[Records from a collection]

+===+

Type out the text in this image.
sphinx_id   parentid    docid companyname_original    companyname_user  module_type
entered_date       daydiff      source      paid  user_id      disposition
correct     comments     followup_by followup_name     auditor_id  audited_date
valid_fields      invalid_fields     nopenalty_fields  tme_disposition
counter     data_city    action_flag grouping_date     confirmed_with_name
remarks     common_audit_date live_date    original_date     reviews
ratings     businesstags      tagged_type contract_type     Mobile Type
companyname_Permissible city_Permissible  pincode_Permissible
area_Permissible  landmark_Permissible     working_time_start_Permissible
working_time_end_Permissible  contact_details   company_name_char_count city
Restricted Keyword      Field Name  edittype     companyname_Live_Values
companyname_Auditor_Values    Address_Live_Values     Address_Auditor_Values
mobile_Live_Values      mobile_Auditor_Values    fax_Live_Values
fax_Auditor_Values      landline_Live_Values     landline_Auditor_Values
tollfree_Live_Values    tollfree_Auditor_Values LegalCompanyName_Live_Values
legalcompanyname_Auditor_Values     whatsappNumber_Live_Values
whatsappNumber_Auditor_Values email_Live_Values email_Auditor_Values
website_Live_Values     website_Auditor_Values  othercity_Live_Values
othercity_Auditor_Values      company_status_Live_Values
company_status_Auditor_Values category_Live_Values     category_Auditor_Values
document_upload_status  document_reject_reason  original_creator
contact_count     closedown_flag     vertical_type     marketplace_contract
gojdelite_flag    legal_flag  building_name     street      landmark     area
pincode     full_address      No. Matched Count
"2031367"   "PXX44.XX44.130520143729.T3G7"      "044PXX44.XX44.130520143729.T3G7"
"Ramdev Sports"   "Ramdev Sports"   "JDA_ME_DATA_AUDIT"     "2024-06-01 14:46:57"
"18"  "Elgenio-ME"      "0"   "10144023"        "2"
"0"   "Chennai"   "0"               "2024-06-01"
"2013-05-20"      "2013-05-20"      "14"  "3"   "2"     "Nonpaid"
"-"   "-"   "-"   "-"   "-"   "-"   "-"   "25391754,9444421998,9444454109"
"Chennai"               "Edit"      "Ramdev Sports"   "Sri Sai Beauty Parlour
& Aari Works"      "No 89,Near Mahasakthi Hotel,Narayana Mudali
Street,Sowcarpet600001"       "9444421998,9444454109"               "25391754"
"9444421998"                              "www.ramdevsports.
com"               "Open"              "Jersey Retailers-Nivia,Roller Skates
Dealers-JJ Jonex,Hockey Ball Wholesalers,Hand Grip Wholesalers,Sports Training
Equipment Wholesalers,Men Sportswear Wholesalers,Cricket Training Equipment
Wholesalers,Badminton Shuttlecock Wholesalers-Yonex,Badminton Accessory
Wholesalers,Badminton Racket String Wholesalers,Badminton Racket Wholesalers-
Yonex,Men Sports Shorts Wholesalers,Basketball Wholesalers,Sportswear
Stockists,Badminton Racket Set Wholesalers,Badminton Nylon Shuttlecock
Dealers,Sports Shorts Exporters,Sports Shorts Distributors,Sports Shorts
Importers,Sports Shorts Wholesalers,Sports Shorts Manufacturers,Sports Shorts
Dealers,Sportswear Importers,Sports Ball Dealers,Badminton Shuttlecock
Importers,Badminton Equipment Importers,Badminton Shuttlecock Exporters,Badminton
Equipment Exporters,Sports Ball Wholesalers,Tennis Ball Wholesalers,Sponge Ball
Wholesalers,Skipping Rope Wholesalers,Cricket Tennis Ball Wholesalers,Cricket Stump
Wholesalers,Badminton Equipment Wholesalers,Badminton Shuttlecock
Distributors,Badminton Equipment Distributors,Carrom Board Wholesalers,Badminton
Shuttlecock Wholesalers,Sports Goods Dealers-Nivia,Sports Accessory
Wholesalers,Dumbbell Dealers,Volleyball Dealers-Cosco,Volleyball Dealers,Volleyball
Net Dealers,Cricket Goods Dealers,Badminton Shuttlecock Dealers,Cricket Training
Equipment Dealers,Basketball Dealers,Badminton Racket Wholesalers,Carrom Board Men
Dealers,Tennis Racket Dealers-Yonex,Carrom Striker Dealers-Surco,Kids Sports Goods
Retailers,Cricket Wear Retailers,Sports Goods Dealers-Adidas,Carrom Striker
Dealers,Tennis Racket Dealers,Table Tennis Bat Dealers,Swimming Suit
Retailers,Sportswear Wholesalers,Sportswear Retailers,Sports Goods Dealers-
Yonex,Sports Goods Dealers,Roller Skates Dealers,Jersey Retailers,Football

+===+

* _Instructions for the task_
Copy every line of the material, please, keeping it exactly the same.

* _Answer for the task_
Type out the text in this image.
sphinx_id   parentid    docid companyname_original    companyname_user  module_type
entered_date       daydiff      source      paid  user_id      disposition
correct     comments     followup_by followup_name     auditor_id  audited_date
valid_fields      invalid_fields     nopenalty_fields  tme_disposition
counter     data_city    action_flag grouping_date     confirmed_with_name
remarks     common_audit_date live_date    original_date     reviews
ratings     businesstags      tagged_type contract_type     Mobile Type
companyname_Permissible city_Permissible  pincode_Permissible
area_Permissible  landmark_Permissible     working_time_start_Permissible
working_time_end_Permissible  contact_details   company_name_char_count city
Restricted Keyword      Field Name  edittype     companyname_Live_Values
companyname_Auditor_Values    Address_Live_Values     Address_Auditor_Values
mobile_Live_Values      mobile_Auditor_Values    fax_Live_Values
fax_Auditor_Values      landline_Live_Values     landline_Auditor_Values
tollfree_Live_Values    tollfree_Auditor_Values LegalCompanyName_Live_Values
legalcompanyname_Auditor_Values     whatsappNumber_Live_Values
whatsappNumber_Auditor_Values email_Live_Values email_Auditor_Values
website_Live_Values     website_Auditor_Values  othercity_Live_Values
othercity_Auditor_Values      company_status_Live_Values
company_status_Auditor_Values category_Live_Values     category_Auditor_Values
document_upload_status  document_reject_reason  original_creator
contact_count     closedown_flag     vertical_type     marketplace_contract
gojdelite_flag    legal_flag  building_name     street      landmark     area
pincode     full_address      No. Matched Count
"2031367"   "PXX44.XX44.130520143729.T3G7"      "044PXX44.XX44.130520143729.T3G7"
"Ramdev Sports"   "Ramdev Sports"   "JDA_ME_DATA_AUDIT"     "2024-06-01 14:46:57"
"18"  "Elgenio-ME"      "0"   "10144023"        "2"
"0"   "Chennai"   "0"               "2024-06-01"
"2013-05-20"      "2013-05-20"      "14"  "3"   "2"     "Nonpaid"
"-"   "-"   "-"   "-"   "-"   "-"   "-"   "25391754,9444421998,9444454109"
"Chennai"               "Edit"      "Ramdev Sports"   "Sri Sai Beauty Parlour
& Aari Works"      "No 89,Near Mahasakthi Hotel,Narayana Mudali
Street,Sowcarpet600001"       "9444421998,9444454109"               "25391754"
"9444421998"                              "www.ramdevsports.
com"               "Open"              "Jersey Retailers-Nivia,Roller Skates
Dealers-JJ Jonex,Hockey Ball Wholesalers,Hand Grip Wholesalers,Sports Training
Equipment Wholesalers,Men Sportswear Wholesalers,Cricket Training Equipment
Wholesalers,Badminton Shuttlecock Wholesalers-Yonex,Badminton Accessory
Wholesalers,Badminton Racket String Wholesalers,Badminton Racket Wholesalers-
Yonex,Men Sports Shorts Wholesalers,Basketball Wholesalers,Sportswear
Stockists,Badminton Racket Set Wholesalers,Badminton Nylon Shuttlecock
Dealers,Sports Shorts Exporters,Sports Shorts Distributors,Sports Shorts
Importers,Sports Shorts Wholesalers,Sports Shorts Manufacturers,Sports Shorts
Dealers,Sportswear Importers,Sports Ball Dealers,Badminton Shuttlecock
Importers,Badminton Equipment Importers,Badminton Shuttlecock Exporters,Badminton
Equipment Exporters,Sports Ball Wholesalers,Tennis Ball Wholesalers,Sponge Ball
Wholesalers,Skipping Rope Wholesalers,Cricket Tennis Ball Wholesalers,Cricket Stump
Wholesalers,Badminton Equipment Wholesalers,Badminton Shuttlecock
Distributors,Badminton Equipment Distributors,Carrom Board Wholesalers,Badminton
Shuttlecock Wholesalers,Sports Goods Dealers-Nivia,Sports Accessory
Wholesalers,Dumbbell Dealers,Volleyball Dealers-Cosco,Volleyball Dealers,Volleyball
Net Dealers,Cricket Goods Dealers,Badminton Shuttlecock Dealers,Cricket Training
Equipment Dealers,Basketball Dealers,Badminton Racket Wholesalers,Carrom Board Men
Dealers,Tennis Racket Dealers-Yonex,Carrom Striker Dealers-Surco,Kids Sports Goods
Retailers,Cricket Wear Retailers,Sports Goods Dealers-Adidas,Carrom Striker
Dealers,Tennis Racket Dealers,Table Tennis Bat Dealers,Swimming Suit
Retailers,Sportswear Wholesalers,Sportswear Retailers,Sports Goods Dealers-
Yonex,Sports Goods Dealers,Roller Skates Dealers,Jersey Retailers,Football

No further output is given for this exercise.